- **Exercise instructions**
Your answer should be a single number: the count of lines that include "GPCP".

++++++

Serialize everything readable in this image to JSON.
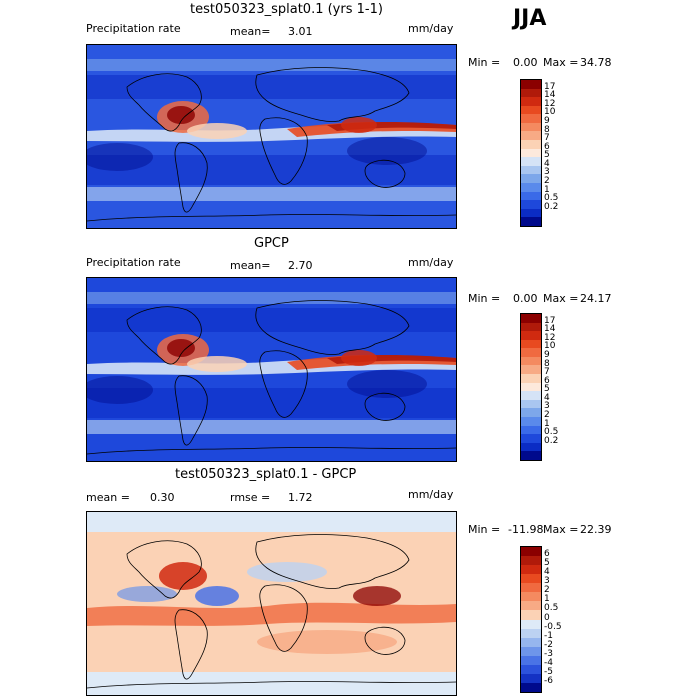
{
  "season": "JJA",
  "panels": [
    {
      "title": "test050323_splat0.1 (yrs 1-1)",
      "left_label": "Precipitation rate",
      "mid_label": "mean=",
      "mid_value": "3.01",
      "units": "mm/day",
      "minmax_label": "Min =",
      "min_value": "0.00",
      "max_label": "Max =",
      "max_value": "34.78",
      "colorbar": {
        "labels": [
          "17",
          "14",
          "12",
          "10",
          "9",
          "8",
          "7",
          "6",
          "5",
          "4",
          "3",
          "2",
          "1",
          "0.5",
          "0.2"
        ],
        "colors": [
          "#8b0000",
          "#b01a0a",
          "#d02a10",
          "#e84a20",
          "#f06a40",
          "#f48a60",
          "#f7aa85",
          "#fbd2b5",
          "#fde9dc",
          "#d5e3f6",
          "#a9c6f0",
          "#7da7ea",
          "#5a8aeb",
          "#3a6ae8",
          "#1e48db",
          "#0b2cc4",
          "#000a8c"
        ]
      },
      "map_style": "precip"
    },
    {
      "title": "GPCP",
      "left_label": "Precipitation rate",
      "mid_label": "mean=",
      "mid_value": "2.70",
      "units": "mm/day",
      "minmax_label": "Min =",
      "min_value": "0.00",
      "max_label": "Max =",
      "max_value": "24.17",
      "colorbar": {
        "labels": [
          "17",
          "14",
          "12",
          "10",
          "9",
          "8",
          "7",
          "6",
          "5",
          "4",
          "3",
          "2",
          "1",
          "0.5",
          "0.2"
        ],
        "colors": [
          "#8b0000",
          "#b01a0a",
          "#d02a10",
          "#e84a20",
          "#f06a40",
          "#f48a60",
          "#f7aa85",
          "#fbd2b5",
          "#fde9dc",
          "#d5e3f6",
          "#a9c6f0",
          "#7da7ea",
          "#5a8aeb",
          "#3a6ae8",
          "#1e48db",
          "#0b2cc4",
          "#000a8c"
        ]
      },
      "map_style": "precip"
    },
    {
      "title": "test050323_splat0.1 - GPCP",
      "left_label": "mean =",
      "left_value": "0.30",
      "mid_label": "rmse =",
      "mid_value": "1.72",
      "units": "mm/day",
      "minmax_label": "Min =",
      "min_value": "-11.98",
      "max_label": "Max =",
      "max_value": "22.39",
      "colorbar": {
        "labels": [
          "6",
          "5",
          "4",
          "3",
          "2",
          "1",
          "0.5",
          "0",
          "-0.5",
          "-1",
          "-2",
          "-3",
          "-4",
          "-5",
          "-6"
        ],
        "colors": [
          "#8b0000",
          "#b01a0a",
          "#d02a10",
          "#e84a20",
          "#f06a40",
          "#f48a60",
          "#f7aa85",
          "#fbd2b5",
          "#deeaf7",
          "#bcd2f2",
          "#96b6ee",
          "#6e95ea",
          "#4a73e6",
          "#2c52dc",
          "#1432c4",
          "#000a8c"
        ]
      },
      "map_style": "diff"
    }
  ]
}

++++++

- **Exercise response**
2